◆ Job ◆
Rewrite all the records below, swapping "elements" for "items" and keeping everything else the same. Leave out the pictures.

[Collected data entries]
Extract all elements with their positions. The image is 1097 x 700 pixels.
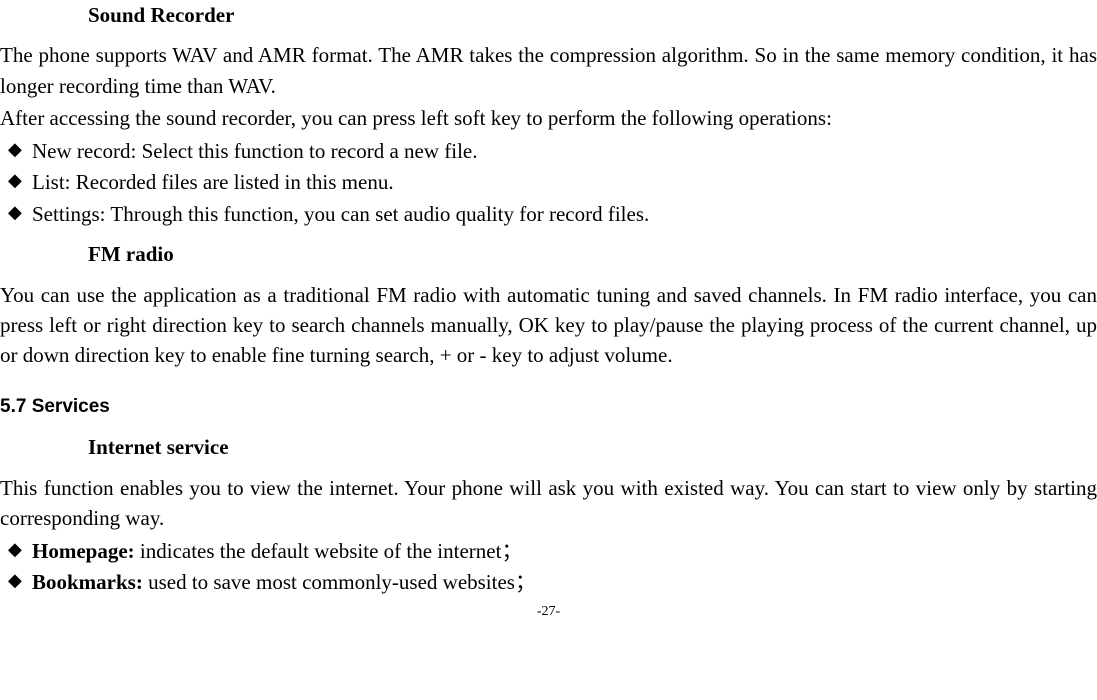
homepage-label: Homepage: (32, 539, 135, 563)
sound-recorder-para-1: The phone supports WAV and AMR format. T… (0, 40, 1097, 101)
fm-radio-para: You can use the application as a traditi… (0, 280, 1097, 371)
homepage-text: indicates the default website of the int… (135, 539, 523, 563)
bookmarks-label: Bookmarks: (32, 570, 143, 594)
list-item: List: Recorded files are listed in this … (8, 167, 1097, 197)
page-number: -27- (0, 602, 1097, 622)
list-item: New record: Select this function to reco… (8, 136, 1097, 166)
list-item: Settings: Through this function, you can… (8, 199, 1097, 229)
sound-recorder-bullets: New record: Select this function to reco… (8, 136, 1097, 229)
list-item: Bookmarks: used to save most commonly-us… (8, 567, 1097, 597)
bookmarks-text: used to save most commonly-used websites… (143, 570, 536, 594)
internet-para: This function enables you to view the in… (0, 473, 1097, 534)
sound-recorder-para-2: After accessing the sound recorder, you … (0, 103, 1097, 133)
fm-radio-heading: FM radio (88, 239, 1097, 269)
services-heading: 5.7 Services (0, 393, 1097, 421)
list-item: Homepage: indicates the default website … (8, 536, 1097, 566)
internet-bullets: Homepage: indicates the default website … (8, 536, 1097, 598)
sound-recorder-heading: Sound Recorder (88, 0, 1097, 30)
internet-heading: Internet service (88, 432, 1097, 462)
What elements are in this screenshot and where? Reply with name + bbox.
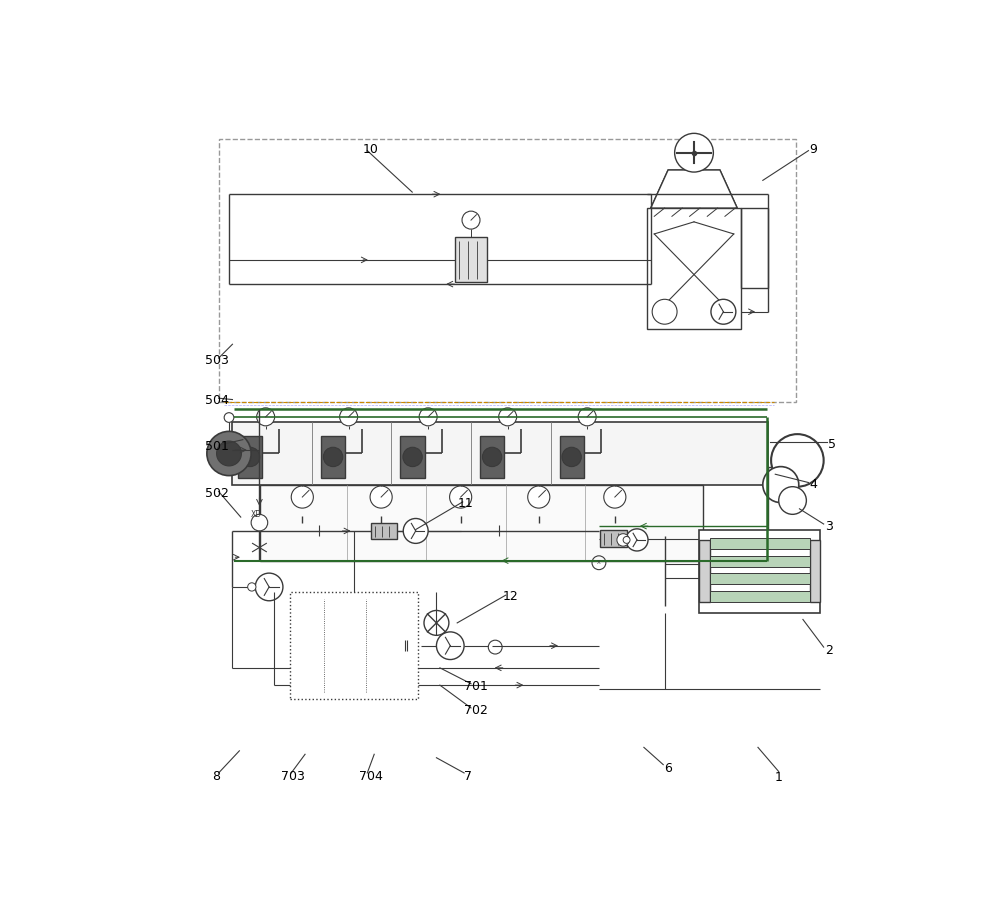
Bar [219, 139, 796, 401]
Bar [560, 436, 584, 478]
Bar [600, 530, 627, 547]
Bar [710, 556, 810, 567]
Circle shape [403, 518, 428, 543]
Bar [647, 208, 741, 329]
Circle shape [251, 515, 268, 531]
Text: 3: 3 [825, 520, 833, 533]
Text: 6: 6 [664, 762, 672, 775]
Circle shape [623, 536, 630, 543]
Circle shape [617, 533, 629, 546]
Bar [480, 436, 504, 478]
Circle shape [482, 447, 502, 467]
Circle shape [578, 408, 596, 426]
Bar [699, 540, 710, 603]
Circle shape [419, 408, 437, 426]
Polygon shape [651, 170, 737, 208]
Text: 9: 9 [809, 143, 817, 155]
Text: 7: 7 [464, 770, 472, 783]
Circle shape [424, 611, 449, 636]
Bar [371, 524, 397, 539]
Text: 701: 701 [464, 680, 488, 693]
Bar [741, 208, 768, 287]
Text: 503: 503 [205, 354, 228, 366]
Bar [400, 436, 425, 478]
Circle shape [340, 408, 358, 426]
Circle shape [436, 632, 464, 659]
Text: 10: 10 [363, 143, 379, 155]
Bar [699, 530, 820, 612]
Bar [238, 436, 262, 478]
Circle shape [291, 486, 313, 508]
Circle shape [450, 486, 472, 508]
Circle shape [217, 441, 241, 466]
Circle shape [403, 447, 422, 467]
Text: 501: 501 [205, 440, 228, 453]
Text: XD: XD [250, 510, 262, 519]
Text: 504: 504 [205, 393, 228, 407]
Text: 5: 5 [828, 438, 836, 451]
Text: 704: 704 [359, 770, 383, 783]
Text: 1: 1 [775, 770, 783, 784]
Bar [321, 436, 345, 478]
Circle shape [528, 486, 550, 508]
Circle shape [224, 413, 234, 422]
Circle shape [779, 487, 806, 515]
Bar [232, 422, 768, 485]
Circle shape [626, 529, 648, 551]
Bar [710, 591, 810, 603]
Circle shape [323, 447, 343, 467]
Text: 703: 703 [281, 770, 305, 783]
Text: X: X [597, 560, 601, 565]
Bar [710, 538, 810, 549]
Circle shape [240, 447, 260, 467]
Bar [290, 592, 418, 699]
Circle shape [499, 408, 517, 426]
Circle shape [604, 486, 626, 508]
Text: 12: 12 [503, 590, 518, 603]
Text: 702: 702 [464, 704, 488, 718]
Circle shape [711, 299, 736, 324]
Circle shape [248, 583, 256, 591]
Circle shape [488, 640, 502, 654]
Circle shape [763, 467, 799, 503]
Circle shape [675, 133, 713, 172]
Bar [810, 540, 820, 603]
Bar [710, 573, 810, 585]
Circle shape [370, 486, 392, 508]
Text: 8: 8 [213, 770, 221, 783]
Text: 11: 11 [458, 497, 473, 510]
Circle shape [562, 447, 581, 467]
Circle shape [255, 573, 283, 601]
Circle shape [462, 211, 480, 229]
Bar [455, 237, 487, 282]
Circle shape [771, 434, 824, 487]
Circle shape [257, 408, 275, 426]
Text: 2: 2 [825, 644, 833, 657]
Circle shape [652, 299, 677, 324]
Circle shape [207, 431, 251, 476]
Bar [260, 485, 703, 560]
Text: 4: 4 [809, 478, 817, 491]
Text: 502: 502 [205, 487, 228, 500]
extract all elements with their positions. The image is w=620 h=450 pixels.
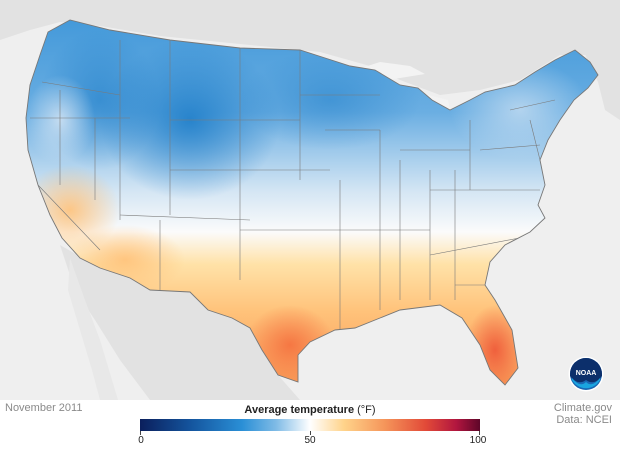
credit-source: Climate.gov <box>553 402 612 414</box>
noaa-logo-text: NOAA <box>576 370 597 377</box>
credits: Climate.gov Data: NCEI <box>554 402 612 426</box>
baja-peninsula <box>68 258 118 400</box>
legend-tick-label-50: 50 <box>304 435 316 446</box>
legend-tick-50 <box>310 431 311 435</box>
credit-data: Data: NCEI <box>556 414 612 426</box>
date-label: November 2011 <box>5 402 83 414</box>
noaa-logo-icon: NOAA <box>568 356 604 392</box>
map-footer: November 2011 Average temperature (°F) 0… <box>0 400 620 450</box>
legend-unit: (°F) <box>357 404 376 416</box>
legend-tick-label-100: 100 <box>469 435 487 446</box>
canada-landmass <box>0 0 620 95</box>
mexico-landmass <box>60 245 300 400</box>
legend-title: Average temperature (°F) <box>140 404 480 416</box>
canada-east-landmass <box>560 0 620 120</box>
legend-tick-label-0: 0 <box>138 435 144 446</box>
legend-tick-100 <box>479 431 480 435</box>
state-borders <box>30 40 556 330</box>
us-temperature-map <box>0 0 620 400</box>
legend-color-bar <box>140 419 480 431</box>
legend-title-text: Average temperature <box>244 404 355 416</box>
map-area: NOAA <box>0 0 620 400</box>
legend-tick-0 <box>140 431 141 435</box>
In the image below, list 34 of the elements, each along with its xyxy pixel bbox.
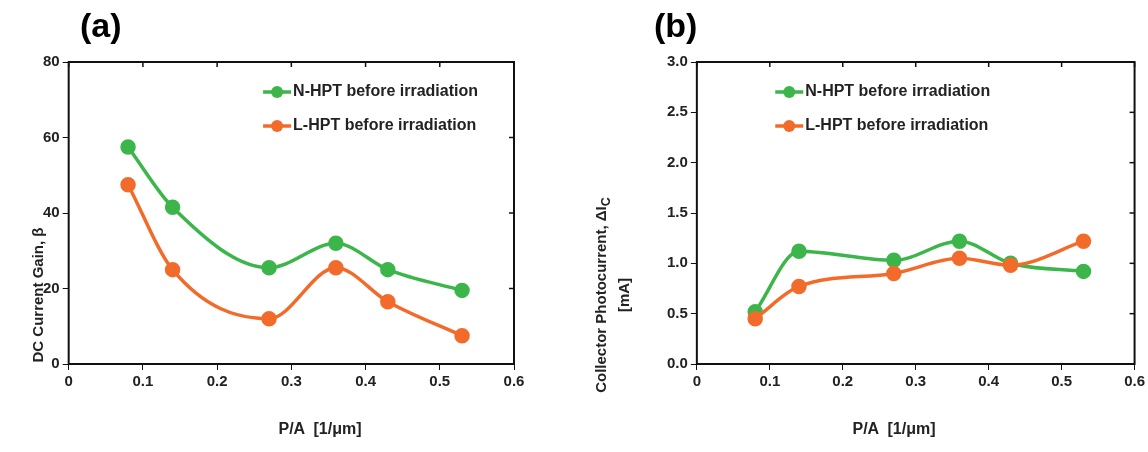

◆ Result of the exercise ◆
Extract all items with their positions. The image is 1097 x 700 pixels.
homepage-label: Homepage: (32, 539, 135, 563)
sound-recorder-para-1: The phone supports WAV and AMR format. T… (0, 40, 1097, 101)
fm-radio-para: You can use the application as a traditi… (0, 280, 1097, 371)
homepage-text: indicates the default website of the int… (135, 539, 523, 563)
bookmarks-label: Bookmarks: (32, 570, 143, 594)
list-item: List: Recorded files are listed in this … (8, 167, 1097, 197)
page-number: -27- (0, 602, 1097, 622)
list-item: New record: Select this function to reco… (8, 136, 1097, 166)
list-item: Settings: Through this function, you can… (8, 199, 1097, 229)
sound-recorder-bullets: New record: Select this function to reco… (8, 136, 1097, 229)
list-item: Bookmarks: used to save most commonly-us… (8, 567, 1097, 597)
bookmarks-text: used to save most commonly-used websites… (143, 570, 536, 594)
internet-para: This function enables you to view the in… (0, 473, 1097, 534)
sound-recorder-para-2: After accessing the sound recorder, you … (0, 103, 1097, 133)
fm-radio-heading: FM radio (88, 239, 1097, 269)
services-heading: 5.7 Services (0, 393, 1097, 421)
list-item: Homepage: indicates the default website … (8, 536, 1097, 566)
internet-bullets: Homepage: indicates the default website … (8, 536, 1097, 598)
sound-recorder-heading: Sound Recorder (88, 0, 1097, 30)
internet-heading: Internet service (88, 432, 1097, 462)
What items are in this screenshot and where? Reply with name + bbox.
Bar [219, 139, 796, 401]
Bar [560, 436, 584, 478]
Bar [600, 530, 627, 547]
Bar [710, 556, 810, 567]
Circle shape [403, 518, 428, 543]
Bar [647, 208, 741, 329]
Circle shape [251, 515, 268, 531]
Text: 3: 3 [825, 520, 833, 533]
Text: 6: 6 [664, 762, 672, 775]
Circle shape [623, 536, 630, 543]
Circle shape [617, 533, 629, 546]
Bar [480, 436, 504, 478]
Circle shape [482, 447, 502, 467]
Circle shape [578, 408, 596, 426]
Bar [699, 540, 710, 603]
Circle shape [419, 408, 437, 426]
Polygon shape [651, 170, 737, 208]
Text: 9: 9 [809, 143, 817, 155]
Text: 7: 7 [464, 770, 472, 783]
Circle shape [424, 611, 449, 636]
Bar [371, 524, 397, 539]
Text: 701: 701 [464, 680, 488, 693]
Bar [741, 208, 768, 287]
Text: 503: 503 [205, 354, 228, 366]
Bar [400, 436, 425, 478]
Circle shape [340, 408, 358, 426]
Circle shape [436, 632, 464, 659]
Text: 10: 10 [363, 143, 379, 155]
Bar [699, 530, 820, 612]
Bar [238, 436, 262, 478]
Circle shape [291, 486, 313, 508]
Circle shape [450, 486, 472, 508]
Circle shape [217, 441, 241, 466]
Circle shape [403, 447, 422, 467]
Text: 501: 501 [205, 440, 228, 453]
Text: XD: XD [250, 510, 262, 519]
Text: 504: 504 [205, 393, 228, 407]
Text: 5: 5 [828, 438, 836, 451]
Text: 704: 704 [359, 770, 383, 783]
Text: 1: 1 [775, 770, 783, 784]
Bar [321, 436, 345, 478]
Circle shape [528, 486, 550, 508]
Circle shape [224, 413, 234, 422]
Circle shape [779, 487, 806, 515]
Bar [232, 422, 768, 485]
Circle shape [626, 529, 648, 551]
Bar [710, 591, 810, 603]
Circle shape [323, 447, 343, 467]
Text: 703: 703 [281, 770, 305, 783]
Text: X: X [597, 560, 601, 565]
Bar [710, 538, 810, 549]
Circle shape [240, 447, 260, 467]
Bar [290, 592, 418, 699]
Circle shape [499, 408, 517, 426]
Circle shape [604, 486, 626, 508]
Text: 12: 12 [503, 590, 518, 603]
Text: 702: 702 [464, 704, 488, 718]
Circle shape [711, 299, 736, 324]
Circle shape [248, 583, 256, 591]
Circle shape [488, 640, 502, 654]
Circle shape [763, 467, 799, 503]
Circle shape [675, 133, 713, 172]
Bar [810, 540, 820, 603]
Bar [710, 573, 810, 585]
Circle shape [370, 486, 392, 508]
Text: 8: 8 [213, 770, 221, 783]
Text: 11: 11 [458, 497, 473, 510]
Circle shape [562, 447, 581, 467]
Circle shape [255, 573, 283, 601]
Circle shape [462, 211, 480, 229]
Bar [455, 237, 487, 282]
Circle shape [771, 434, 824, 487]
Circle shape [257, 408, 275, 426]
Text: 2: 2 [825, 644, 833, 657]
Circle shape [652, 299, 677, 324]
Circle shape [207, 431, 251, 476]
Bar [260, 485, 703, 560]
Text: 4: 4 [809, 478, 817, 491]
Text: 502: 502 [205, 487, 228, 500]
extract all items with their positions. The image is w=620 h=450 pixels.
credit-source: Climate.gov <box>553 402 612 414</box>
noaa-logo-text: NOAA <box>576 370 597 377</box>
credits: Climate.gov Data: NCEI <box>554 402 612 426</box>
baja-peninsula <box>68 258 118 400</box>
legend-tick-label-50: 50 <box>304 435 316 446</box>
legend-tick-50 <box>310 431 311 435</box>
credit-data: Data: NCEI <box>556 414 612 426</box>
date-label: November 2011 <box>5 402 83 414</box>
noaa-logo-icon: NOAA <box>568 356 604 392</box>
map-footer: November 2011 Average temperature (°F) 0… <box>0 400 620 450</box>
legend-unit: (°F) <box>357 404 376 416</box>
legend-tick-label-100: 100 <box>469 435 487 446</box>
canada-landmass <box>0 0 620 95</box>
mexico-landmass <box>60 245 300 400</box>
legend-title: Average temperature (°F) <box>140 404 480 416</box>
canada-east-landmass <box>560 0 620 120</box>
legend-tick-label-0: 0 <box>138 435 144 446</box>
legend-tick-100 <box>479 431 480 435</box>
state-borders <box>30 40 556 330</box>
us-temperature-map <box>0 0 620 400</box>
legend-color-bar <box>140 419 480 431</box>
legend-title-text: Average temperature <box>244 404 355 416</box>
map-area: NOAA <box>0 0 620 400</box>
legend-tick-0 <box>140 431 141 435</box>
In the image below, list 34 of the items, each along with its xyxy pixel bbox.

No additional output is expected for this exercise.